_Ketentuan Latihan_
Sambung tulisan di bawah tentang nasib Lamalera dan rencana penetapan Laut Sawu sebagai Kawasan Konservasi, mulai tepat setelah kalimat terakhirnya.

_Teks_
....

Senin, 03 Mei 2010

nasipmu lamalera di atas ambang kemakmuran budaya indonesia oleh: yohanes reinnamah

nasipmu lamalera di atas ambang kemakmuran budaya indonesia

oleh: yohanes reinnamah

ADALAH seorang tokoh masyarakat Lamalera di Kupang, Bapak Yos Tukan memulai ceritera tentang ihwal ia mengetahui bahwa masyarakat Lamalera, keluarga besar di kampungnya, kampungku juga, tengah gundah gulana memikirkan nasib hidupnya di laut. Tanpa menyebut siapa pengirimnya, anggota DPRD Kota Kupang ini memulai. "Suatu hari awal Maret, saya mendapat SMS yang isinya kira-kira seperti ini: BERITA DUKA, Lamalera akan kehilangan tradisi penangkapan ikan paus karena akan ditetapkannya Laut Sawu sebagai Kawasan Konservasi."

....

_Data elemen dan wilayah_
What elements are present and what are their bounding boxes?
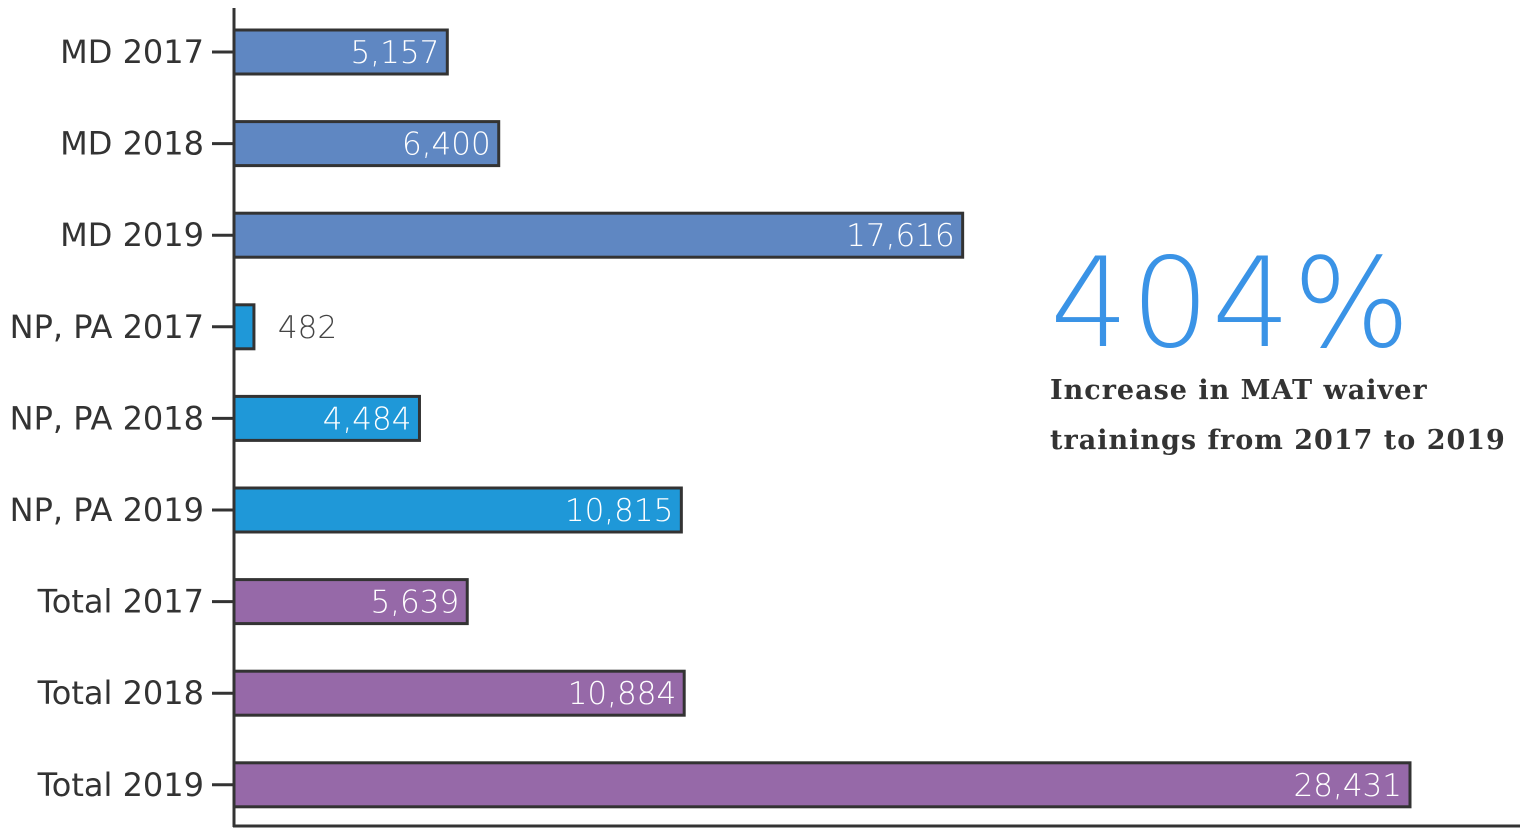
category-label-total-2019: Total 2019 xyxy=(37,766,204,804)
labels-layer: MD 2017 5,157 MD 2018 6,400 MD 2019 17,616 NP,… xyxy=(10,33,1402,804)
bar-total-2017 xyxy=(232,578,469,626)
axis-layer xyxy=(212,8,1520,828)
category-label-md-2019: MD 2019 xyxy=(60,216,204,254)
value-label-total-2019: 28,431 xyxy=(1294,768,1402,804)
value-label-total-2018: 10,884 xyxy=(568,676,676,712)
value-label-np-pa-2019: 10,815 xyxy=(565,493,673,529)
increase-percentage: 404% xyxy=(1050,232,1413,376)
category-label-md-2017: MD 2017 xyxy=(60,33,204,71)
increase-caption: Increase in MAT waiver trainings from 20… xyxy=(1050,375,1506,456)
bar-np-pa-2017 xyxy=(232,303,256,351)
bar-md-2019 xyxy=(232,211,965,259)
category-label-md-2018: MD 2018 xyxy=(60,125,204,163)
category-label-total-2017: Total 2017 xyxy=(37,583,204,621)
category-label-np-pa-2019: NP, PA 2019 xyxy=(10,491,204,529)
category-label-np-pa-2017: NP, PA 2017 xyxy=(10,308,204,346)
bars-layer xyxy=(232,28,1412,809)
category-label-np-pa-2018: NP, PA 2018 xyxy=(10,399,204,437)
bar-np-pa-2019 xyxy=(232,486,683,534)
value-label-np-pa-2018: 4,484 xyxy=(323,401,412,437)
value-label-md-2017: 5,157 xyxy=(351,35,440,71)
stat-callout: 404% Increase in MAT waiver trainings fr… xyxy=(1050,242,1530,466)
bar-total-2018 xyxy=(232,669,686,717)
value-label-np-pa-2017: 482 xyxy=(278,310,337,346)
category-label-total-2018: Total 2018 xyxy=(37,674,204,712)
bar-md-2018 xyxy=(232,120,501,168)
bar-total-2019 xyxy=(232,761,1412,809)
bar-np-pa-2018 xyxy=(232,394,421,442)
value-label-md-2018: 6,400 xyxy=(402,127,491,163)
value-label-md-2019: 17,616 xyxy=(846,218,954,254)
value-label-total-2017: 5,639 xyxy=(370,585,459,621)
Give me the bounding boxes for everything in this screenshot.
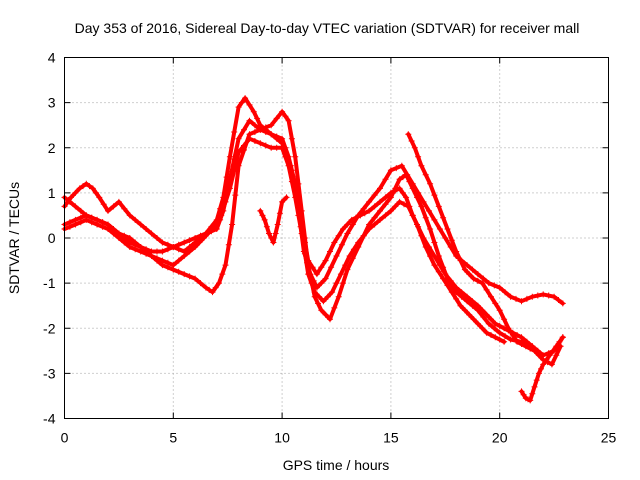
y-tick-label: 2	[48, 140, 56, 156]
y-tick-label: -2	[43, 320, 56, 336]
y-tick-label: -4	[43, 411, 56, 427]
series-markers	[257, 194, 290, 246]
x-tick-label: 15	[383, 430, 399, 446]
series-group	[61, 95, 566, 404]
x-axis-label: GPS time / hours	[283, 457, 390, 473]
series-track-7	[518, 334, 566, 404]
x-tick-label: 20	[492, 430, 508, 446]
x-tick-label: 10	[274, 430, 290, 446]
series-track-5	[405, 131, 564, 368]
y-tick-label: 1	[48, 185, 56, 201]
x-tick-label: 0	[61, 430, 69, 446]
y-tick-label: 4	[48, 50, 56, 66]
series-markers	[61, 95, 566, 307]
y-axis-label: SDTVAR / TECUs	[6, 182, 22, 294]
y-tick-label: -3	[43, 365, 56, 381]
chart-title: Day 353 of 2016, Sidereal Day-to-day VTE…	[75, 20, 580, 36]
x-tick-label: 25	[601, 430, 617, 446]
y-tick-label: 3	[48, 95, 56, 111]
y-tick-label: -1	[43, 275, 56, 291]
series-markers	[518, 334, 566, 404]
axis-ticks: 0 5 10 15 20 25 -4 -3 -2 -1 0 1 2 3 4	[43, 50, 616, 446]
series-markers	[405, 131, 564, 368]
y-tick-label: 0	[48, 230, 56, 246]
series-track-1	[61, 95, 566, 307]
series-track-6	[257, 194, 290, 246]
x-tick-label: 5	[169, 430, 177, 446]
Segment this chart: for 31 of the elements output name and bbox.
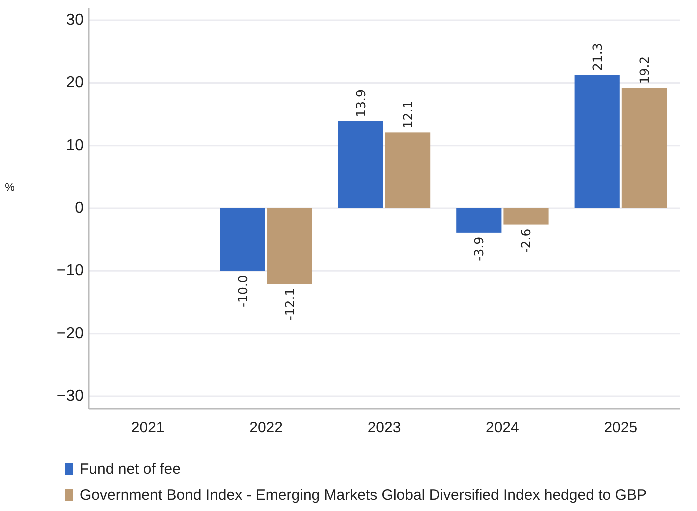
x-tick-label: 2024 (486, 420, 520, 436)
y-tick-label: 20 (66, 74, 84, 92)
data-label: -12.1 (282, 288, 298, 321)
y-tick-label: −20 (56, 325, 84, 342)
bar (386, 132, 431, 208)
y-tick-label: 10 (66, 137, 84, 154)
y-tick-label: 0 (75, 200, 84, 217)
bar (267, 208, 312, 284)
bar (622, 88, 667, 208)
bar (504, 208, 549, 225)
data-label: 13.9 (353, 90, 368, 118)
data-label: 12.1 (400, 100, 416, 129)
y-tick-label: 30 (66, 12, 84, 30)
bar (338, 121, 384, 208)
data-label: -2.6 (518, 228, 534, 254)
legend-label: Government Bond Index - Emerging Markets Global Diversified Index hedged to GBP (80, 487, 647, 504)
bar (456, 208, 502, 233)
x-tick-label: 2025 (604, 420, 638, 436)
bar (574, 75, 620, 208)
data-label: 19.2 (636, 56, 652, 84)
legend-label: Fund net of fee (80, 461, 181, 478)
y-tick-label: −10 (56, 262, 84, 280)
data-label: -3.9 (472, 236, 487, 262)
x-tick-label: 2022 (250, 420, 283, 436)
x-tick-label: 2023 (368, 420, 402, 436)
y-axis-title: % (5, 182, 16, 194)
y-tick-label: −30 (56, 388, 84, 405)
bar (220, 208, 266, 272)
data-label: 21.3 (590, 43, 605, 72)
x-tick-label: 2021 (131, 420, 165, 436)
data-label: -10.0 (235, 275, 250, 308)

....

_Jawaban Tugas_
Berita Duka! Siapapun anak manusia di bumi ini tentu saja berduka kalau tradisi kehidupannya akan dihabisi. Kalau SMS itu menyebar ke seluruh warga Lamalera yang ada di mana-mana belahan Indonesia ini, bahkan dunia ini, betapa ribuan warga Lamalera berduka menangisi nasib keluarga, nasib perkampungan mereka, kampung saya, Lamalera.

Lalu Lamalera pun bergolak. Berontak! Tentu saja, masyarakat saya akan melakukannya. Apa pun risiko yang harus mereka hadapi, bahkan hingga titik darah penghabisan. Sebab, saudara-saudara saya adalah tipikal manusia 'keras', tak mudah menyerah. Hidup di tanah tandus berbatuan dan harus mempertaruhkan nyawa di Lautan Sawu telah membentuk jiwa juang mereka, saudara-saudara saya. Ketika Pos Kupang edisi 4 Maret 2009 menurunkan berita "Warga Lamalera Tolak Larangan Berburu Paus" saya seolah-olah hadir, duduk di salah satu teras rumah yang mengitari Namang Blikololog di Lamalera A.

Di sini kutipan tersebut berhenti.